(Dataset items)
■ ■ ■ ■ ■

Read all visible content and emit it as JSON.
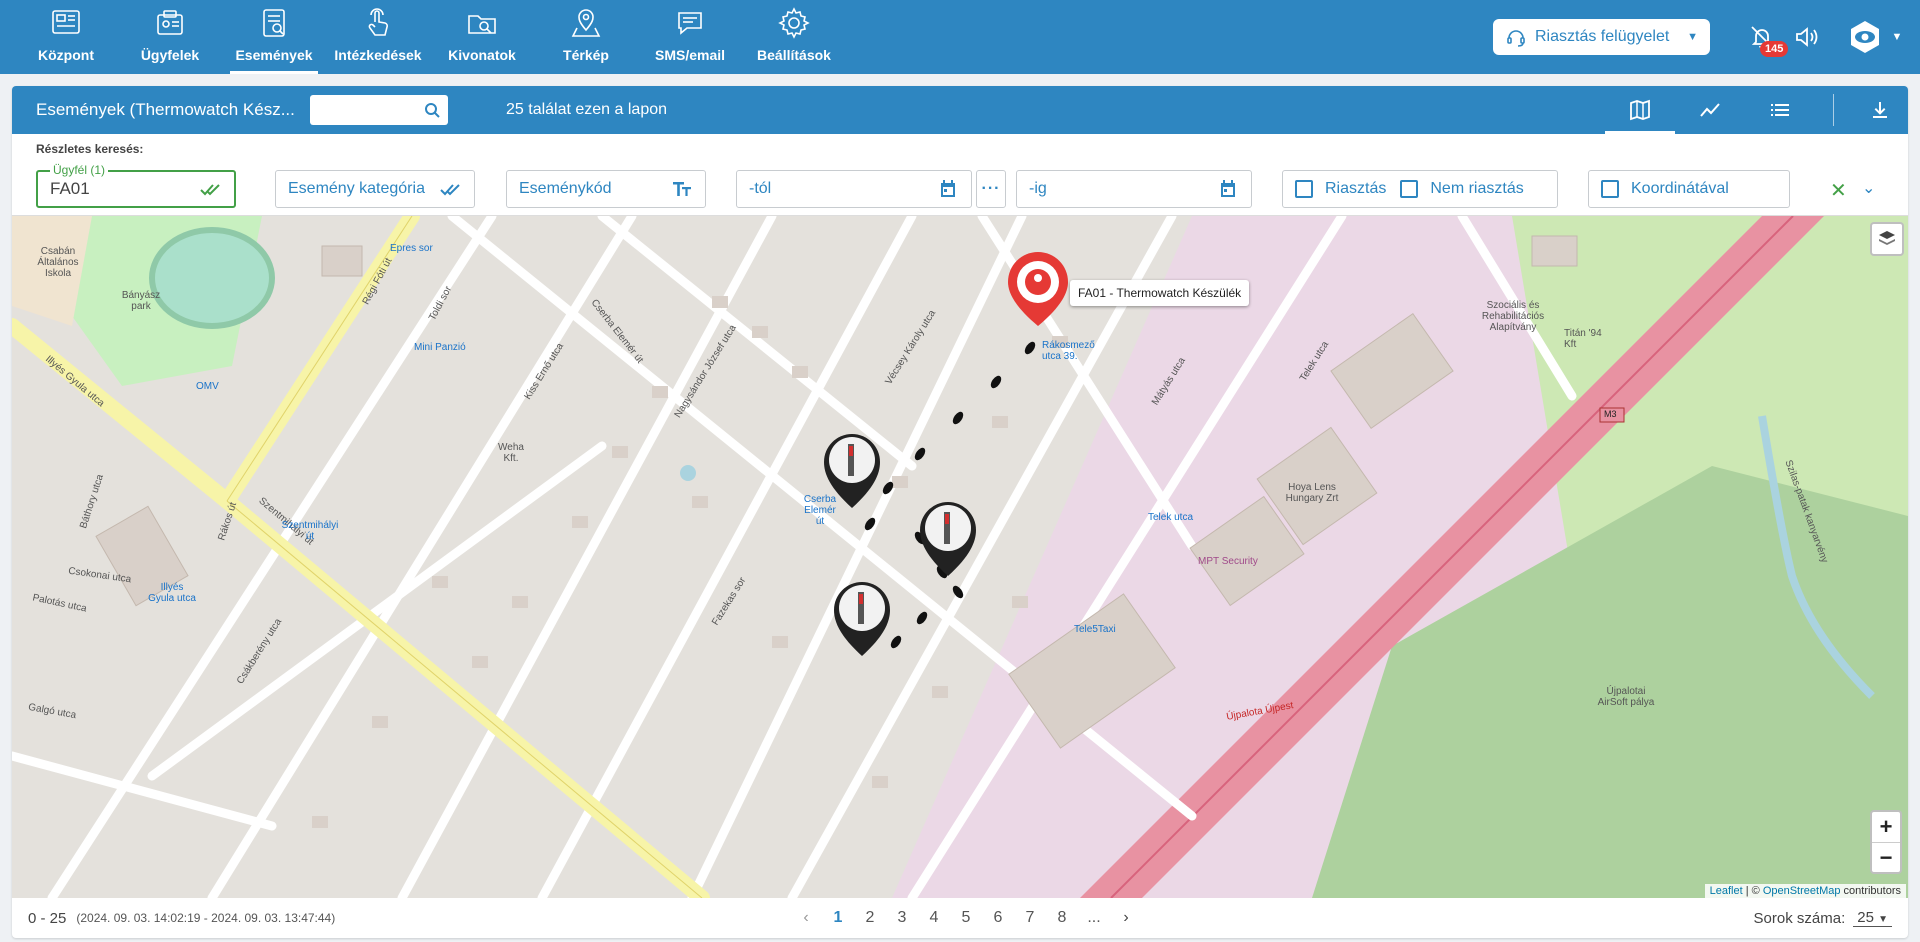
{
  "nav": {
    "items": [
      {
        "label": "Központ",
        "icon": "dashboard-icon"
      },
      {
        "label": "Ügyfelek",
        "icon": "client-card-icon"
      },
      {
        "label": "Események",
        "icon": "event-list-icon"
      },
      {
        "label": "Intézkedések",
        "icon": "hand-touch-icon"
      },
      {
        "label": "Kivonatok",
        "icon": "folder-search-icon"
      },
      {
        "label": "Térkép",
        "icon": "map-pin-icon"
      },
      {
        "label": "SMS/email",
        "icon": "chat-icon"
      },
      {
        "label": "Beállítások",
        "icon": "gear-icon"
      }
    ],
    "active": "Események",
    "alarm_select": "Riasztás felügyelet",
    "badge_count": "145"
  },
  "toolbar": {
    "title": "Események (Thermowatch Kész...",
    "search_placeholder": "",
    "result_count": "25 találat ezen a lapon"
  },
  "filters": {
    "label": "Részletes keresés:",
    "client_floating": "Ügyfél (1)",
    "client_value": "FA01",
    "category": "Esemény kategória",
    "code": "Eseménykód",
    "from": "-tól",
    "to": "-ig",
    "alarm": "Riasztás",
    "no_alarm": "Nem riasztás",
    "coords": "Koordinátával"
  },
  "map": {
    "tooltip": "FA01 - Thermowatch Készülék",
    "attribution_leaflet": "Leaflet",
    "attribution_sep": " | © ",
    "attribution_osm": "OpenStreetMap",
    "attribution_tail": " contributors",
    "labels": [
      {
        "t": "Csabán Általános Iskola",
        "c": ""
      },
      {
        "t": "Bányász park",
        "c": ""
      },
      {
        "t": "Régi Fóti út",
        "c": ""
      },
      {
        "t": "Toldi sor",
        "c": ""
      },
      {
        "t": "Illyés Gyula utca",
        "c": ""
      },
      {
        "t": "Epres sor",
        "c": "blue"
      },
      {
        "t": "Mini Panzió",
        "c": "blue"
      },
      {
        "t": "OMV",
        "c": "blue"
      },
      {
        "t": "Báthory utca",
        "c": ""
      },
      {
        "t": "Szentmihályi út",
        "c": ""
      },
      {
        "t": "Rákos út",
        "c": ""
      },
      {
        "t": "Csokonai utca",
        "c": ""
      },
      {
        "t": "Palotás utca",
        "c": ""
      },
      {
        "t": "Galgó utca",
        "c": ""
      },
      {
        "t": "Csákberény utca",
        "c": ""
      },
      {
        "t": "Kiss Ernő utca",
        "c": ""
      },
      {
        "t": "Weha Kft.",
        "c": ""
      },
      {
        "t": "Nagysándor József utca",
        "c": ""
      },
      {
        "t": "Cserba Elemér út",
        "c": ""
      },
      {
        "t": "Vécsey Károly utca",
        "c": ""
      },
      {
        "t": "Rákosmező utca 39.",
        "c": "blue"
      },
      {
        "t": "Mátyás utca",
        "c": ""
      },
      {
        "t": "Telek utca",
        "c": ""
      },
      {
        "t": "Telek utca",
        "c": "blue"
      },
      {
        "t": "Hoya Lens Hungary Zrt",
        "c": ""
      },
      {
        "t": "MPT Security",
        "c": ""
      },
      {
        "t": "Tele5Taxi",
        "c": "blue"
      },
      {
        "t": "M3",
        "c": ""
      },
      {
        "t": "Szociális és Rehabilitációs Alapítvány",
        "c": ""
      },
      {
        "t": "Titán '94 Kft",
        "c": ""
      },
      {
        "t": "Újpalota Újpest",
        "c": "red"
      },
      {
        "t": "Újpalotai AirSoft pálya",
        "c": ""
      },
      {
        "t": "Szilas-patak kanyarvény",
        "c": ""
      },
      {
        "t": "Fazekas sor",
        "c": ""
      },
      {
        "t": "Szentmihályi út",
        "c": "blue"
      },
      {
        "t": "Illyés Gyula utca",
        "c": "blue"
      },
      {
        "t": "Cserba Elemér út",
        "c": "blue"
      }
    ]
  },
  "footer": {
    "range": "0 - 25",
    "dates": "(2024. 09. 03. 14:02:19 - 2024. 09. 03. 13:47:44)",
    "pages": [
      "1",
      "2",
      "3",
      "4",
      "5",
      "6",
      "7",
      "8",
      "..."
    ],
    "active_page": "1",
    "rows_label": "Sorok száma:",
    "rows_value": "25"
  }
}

■ ■ ■ ■ ■

Copy out all the data exactly; skip the pictures.

**SOLUTION TO THIS PROBLEM**
Read all visible content and emit it as JSON.
{
  "nav": {
    "items": [
      {
        "label": "Központ",
        "icon": "dashboard-icon"
      },
      {
        "label": "Ügyfelek",
        "icon": "client-card-icon"
      },
      {
        "label": "Események",
        "icon": "event-list-icon"
      },
      {
        "label": "Intézkedések",
        "icon": "hand-touch-icon"
      },
      {
        "label": "Kivonatok",
        "icon": "folder-search-icon"
      },
      {
        "label": "Térkép",
        "icon": "map-pin-icon"
      },
      {
        "label": "SMS/email",
        "icon": "chat-icon"
      },
      {
        "label": "Beállítások",
        "icon": "gear-icon"
      }
    ],
    "active": "Események",
    "alarm_select": "Riasztás felügyelet",
    "badge_count": "145"
  },
  "toolbar": {
    "title": "Események (Thermowatch Kész...",
    "search_placeholder": "",
    "result_count": "25 találat ezen a lapon"
  },
  "filters": {
    "label": "Részletes keresés:",
    "client_floating": "Ügyfél (1)",
    "client_value": "FA01",
    "category": "Esemény kategória",
    "code": "Eseménykód",
    "from": "-tól",
    "to": "-ig",
    "alarm": "Riasztás",
    "no_alarm": "Nem riasztás",
    "coords": "Koordinátával"
  },
  "map": {
    "tooltip": "FA01 - Thermowatch Készülék",
    "attribution_leaflet": "Leaflet",
    "attribution_sep": " | © ",
    "attribution_osm": "OpenStreetMap",
    "attribution_tail": " contributors",
    "labels": [
      {
        "t": "Csabán Általános Iskola",
        "c": ""
      },
      {
        "t": "Bányász park",
        "c": ""
      },
      {
        "t": "Régi Fóti út",
        "c": ""
      },
      {
        "t": "Toldi sor",
        "c": ""
      },
      {
        "t": "Illyés Gyula utca",
        "c": ""
      },
      {
        "t": "Epres sor",
        "c": "blue"
      },
      {
        "t": "Mini Panzió",
        "c": "blue"
      },
      {
        "t": "OMV",
        "c": "blue"
      },
      {
        "t": "Báthory utca",
        "c": ""
      },
      {
        "t": "Szentmihályi út",
        "c": ""
      },
      {
        "t": "Rákos út",
        "c": ""
      },
      {
        "t": "Csokonai utca",
        "c": ""
      },
      {
        "t": "Palotás utca",
        "c": ""
      },
      {
        "t": "Galgó utca",
        "c": ""
      },
      {
        "t": "Csákberény utca",
        "c": ""
      },
      {
        "t": "Kiss Ernő utca",
        "c": ""
      },
      {
        "t": "Weha Kft.",
        "c": ""
      },
      {
        "t": "Nagysándor József utca",
        "c": ""
      },
      {
        "t": "Cserba Elemér út",
        "c": ""
      },
      {
        "t": "Vécsey Károly utca",
        "c": ""
      },
      {
        "t": "Rákosmező utca 39.",
        "c": "blue"
      },
      {
        "t": "Mátyás utca",
        "c": ""
      },
      {
        "t": "Telek utca",
        "c": ""
      },
      {
        "t": "Telek utca",
        "c": "blue"
      },
      {
        "t": "Hoya Lens Hungary Zrt",
        "c": ""
      },
      {
        "t": "MPT Security",
        "c": ""
      },
      {
        "t": "Tele5Taxi",
        "c": "blue"
      },
      {
        "t": "M3",
        "c": ""
      },
      {
        "t": "Szociális és Rehabilitációs Alapítvány",
        "c": ""
      },
      {
        "t": "Titán '94 Kft",
        "c": ""
      },
      {
        "t": "Újpalota Újpest",
        "c": "red"
      },
      {
        "t": "Újpalotai AirSoft pálya",
        "c": ""
      },
      {
        "t": "Szilas-patak kanyarvény",
        "c": ""
      },
      {
        "t": "Fazekas sor",
        "c": ""
      },
      {
        "t": "Szentmihályi út",
        "c": "blue"
      },
      {
        "t": "Illyés Gyula utca",
        "c": "blue"
      },
      {
        "t": "Cserba Elemér út",
        "c": "blue"
      }
    ]
  },
  "footer": {
    "range": "0 - 25",
    "dates": "(2024. 09. 03. 14:02:19 - 2024. 09. 03. 13:47:44)",
    "pages": [
      "1",
      "2",
      "3",
      "4",
      "5",
      "6",
      "7",
      "8",
      "..."
    ],
    "active_page": "1",
    "rows_label": "Sorok száma:",
    "rows_value": "25"
  }
}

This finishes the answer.